** start **

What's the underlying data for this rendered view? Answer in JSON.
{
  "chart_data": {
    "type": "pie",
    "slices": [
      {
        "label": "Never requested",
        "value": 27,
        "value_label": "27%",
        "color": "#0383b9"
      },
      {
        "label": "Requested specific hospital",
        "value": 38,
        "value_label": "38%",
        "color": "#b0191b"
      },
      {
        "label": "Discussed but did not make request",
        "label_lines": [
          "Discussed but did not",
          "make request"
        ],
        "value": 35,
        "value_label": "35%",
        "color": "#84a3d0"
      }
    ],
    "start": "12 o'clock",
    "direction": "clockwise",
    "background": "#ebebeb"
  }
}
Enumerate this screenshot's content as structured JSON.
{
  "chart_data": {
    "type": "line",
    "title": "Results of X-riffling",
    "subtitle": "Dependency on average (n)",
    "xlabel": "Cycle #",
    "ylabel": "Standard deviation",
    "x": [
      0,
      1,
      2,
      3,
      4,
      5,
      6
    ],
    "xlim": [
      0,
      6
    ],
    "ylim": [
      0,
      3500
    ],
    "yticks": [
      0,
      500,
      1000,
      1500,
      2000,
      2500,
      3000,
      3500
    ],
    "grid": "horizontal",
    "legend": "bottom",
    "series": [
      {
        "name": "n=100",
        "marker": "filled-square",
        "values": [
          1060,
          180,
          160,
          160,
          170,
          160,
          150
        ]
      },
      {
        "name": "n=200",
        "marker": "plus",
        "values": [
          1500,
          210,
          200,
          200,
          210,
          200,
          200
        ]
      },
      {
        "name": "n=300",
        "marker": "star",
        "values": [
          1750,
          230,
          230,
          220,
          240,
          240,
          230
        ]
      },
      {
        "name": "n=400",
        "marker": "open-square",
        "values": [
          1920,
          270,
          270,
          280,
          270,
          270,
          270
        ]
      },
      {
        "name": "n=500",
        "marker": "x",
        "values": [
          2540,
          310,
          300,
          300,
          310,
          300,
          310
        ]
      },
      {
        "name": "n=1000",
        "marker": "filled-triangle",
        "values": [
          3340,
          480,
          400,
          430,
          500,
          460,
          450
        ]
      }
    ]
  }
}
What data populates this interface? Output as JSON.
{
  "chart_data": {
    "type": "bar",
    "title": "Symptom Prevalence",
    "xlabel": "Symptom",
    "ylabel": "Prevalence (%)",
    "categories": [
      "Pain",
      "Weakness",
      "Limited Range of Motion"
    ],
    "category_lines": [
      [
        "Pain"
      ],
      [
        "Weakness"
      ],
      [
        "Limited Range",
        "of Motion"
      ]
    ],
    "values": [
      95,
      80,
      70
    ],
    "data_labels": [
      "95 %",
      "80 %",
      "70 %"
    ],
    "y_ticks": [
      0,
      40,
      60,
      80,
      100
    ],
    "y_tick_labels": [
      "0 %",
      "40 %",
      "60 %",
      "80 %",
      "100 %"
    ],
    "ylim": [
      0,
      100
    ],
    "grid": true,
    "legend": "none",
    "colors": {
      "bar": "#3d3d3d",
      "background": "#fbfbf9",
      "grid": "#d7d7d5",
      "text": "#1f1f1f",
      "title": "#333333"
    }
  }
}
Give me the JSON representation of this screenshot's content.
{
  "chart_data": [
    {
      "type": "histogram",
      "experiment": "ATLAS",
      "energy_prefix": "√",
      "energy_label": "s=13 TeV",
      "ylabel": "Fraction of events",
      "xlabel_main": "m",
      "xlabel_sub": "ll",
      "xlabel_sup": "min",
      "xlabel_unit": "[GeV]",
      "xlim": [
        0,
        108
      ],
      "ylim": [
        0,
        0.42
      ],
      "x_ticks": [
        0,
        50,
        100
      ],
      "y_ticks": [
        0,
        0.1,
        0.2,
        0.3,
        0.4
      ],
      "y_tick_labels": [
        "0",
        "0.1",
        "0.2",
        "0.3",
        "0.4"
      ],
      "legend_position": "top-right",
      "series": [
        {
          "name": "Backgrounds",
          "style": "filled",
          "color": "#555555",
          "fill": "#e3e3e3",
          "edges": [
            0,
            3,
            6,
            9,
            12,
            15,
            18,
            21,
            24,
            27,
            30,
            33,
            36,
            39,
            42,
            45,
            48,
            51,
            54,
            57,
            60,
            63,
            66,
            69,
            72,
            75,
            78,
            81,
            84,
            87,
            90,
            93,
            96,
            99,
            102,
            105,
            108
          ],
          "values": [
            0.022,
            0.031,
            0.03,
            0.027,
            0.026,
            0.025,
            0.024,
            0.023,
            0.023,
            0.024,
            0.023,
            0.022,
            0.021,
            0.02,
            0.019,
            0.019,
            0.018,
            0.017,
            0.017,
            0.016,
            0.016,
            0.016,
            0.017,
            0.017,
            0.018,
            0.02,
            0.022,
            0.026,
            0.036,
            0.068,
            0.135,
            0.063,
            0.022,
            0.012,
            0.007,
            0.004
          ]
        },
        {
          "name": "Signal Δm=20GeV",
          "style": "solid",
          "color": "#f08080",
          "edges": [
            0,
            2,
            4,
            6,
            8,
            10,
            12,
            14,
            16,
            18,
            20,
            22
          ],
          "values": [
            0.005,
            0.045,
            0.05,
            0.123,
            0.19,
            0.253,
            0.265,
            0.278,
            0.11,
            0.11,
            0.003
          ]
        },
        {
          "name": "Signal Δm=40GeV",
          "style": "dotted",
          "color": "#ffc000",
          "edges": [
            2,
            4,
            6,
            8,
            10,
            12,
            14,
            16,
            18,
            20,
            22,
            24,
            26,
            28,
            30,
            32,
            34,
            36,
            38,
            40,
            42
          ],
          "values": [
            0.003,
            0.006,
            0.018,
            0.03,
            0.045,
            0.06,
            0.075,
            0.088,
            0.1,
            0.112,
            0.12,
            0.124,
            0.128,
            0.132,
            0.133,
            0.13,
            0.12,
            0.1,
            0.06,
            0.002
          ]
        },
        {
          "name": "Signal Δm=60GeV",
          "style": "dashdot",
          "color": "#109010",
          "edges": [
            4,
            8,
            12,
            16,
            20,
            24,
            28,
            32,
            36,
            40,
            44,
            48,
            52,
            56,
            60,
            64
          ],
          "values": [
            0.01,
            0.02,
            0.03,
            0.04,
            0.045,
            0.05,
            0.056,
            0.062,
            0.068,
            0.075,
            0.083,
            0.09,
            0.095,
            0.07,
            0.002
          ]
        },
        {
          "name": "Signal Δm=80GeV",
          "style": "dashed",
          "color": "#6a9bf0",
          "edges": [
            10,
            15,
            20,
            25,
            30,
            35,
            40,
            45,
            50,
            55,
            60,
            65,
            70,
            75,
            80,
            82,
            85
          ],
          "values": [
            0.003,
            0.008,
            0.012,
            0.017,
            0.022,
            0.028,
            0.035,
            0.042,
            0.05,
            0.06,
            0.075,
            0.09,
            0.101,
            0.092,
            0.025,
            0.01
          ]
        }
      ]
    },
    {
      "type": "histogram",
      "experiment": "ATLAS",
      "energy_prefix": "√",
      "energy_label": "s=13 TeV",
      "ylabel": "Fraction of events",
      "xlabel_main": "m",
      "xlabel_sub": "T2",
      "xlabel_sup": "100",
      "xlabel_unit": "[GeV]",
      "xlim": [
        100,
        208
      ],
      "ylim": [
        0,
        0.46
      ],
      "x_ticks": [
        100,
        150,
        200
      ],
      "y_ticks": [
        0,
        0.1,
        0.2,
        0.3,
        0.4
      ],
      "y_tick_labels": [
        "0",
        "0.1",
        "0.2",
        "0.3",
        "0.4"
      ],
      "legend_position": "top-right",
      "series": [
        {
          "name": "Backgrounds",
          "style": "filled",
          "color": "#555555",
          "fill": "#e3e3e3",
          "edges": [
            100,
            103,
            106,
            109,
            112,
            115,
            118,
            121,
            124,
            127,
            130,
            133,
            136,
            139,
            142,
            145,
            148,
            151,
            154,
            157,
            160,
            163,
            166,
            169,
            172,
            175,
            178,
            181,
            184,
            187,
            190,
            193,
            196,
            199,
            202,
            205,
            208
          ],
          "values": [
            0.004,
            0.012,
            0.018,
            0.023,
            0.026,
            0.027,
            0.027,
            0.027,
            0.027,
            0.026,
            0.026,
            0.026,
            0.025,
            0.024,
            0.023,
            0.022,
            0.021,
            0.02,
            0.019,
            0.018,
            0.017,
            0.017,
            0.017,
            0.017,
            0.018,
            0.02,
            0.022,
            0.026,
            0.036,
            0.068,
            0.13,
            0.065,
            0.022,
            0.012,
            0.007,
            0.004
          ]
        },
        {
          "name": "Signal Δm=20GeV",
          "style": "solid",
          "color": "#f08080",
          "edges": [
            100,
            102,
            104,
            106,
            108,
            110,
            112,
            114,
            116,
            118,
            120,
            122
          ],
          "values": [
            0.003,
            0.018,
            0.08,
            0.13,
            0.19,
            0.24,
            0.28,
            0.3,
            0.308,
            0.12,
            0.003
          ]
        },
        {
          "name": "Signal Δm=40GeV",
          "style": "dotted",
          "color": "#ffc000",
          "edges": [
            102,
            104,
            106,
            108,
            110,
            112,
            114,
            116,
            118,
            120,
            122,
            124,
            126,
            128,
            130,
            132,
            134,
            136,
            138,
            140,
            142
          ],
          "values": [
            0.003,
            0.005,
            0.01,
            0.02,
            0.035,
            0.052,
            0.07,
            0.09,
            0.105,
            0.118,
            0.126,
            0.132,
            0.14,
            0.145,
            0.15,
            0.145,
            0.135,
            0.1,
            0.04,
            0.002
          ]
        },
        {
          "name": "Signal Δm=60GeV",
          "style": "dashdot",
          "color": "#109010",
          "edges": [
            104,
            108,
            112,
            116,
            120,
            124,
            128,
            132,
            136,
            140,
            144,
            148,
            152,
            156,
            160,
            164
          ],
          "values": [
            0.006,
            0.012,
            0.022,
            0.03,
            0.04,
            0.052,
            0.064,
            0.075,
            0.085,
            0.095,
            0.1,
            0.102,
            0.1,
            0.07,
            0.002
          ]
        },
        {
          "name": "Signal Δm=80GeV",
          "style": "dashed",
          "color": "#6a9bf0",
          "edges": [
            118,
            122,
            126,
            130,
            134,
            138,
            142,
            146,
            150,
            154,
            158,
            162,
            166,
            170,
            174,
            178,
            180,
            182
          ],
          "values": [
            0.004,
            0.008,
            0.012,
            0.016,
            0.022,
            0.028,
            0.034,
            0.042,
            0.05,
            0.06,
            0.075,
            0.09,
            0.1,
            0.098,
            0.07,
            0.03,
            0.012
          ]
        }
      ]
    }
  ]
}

** end **

● **PROBLEM STATEMENT**:
Copy every line of the listing that contains the word "content".

● **EXERCISE RESPONSE**:
Enumerate this screenshot's content as structured JSON.
Give me the JSON representation of this screenshot's content.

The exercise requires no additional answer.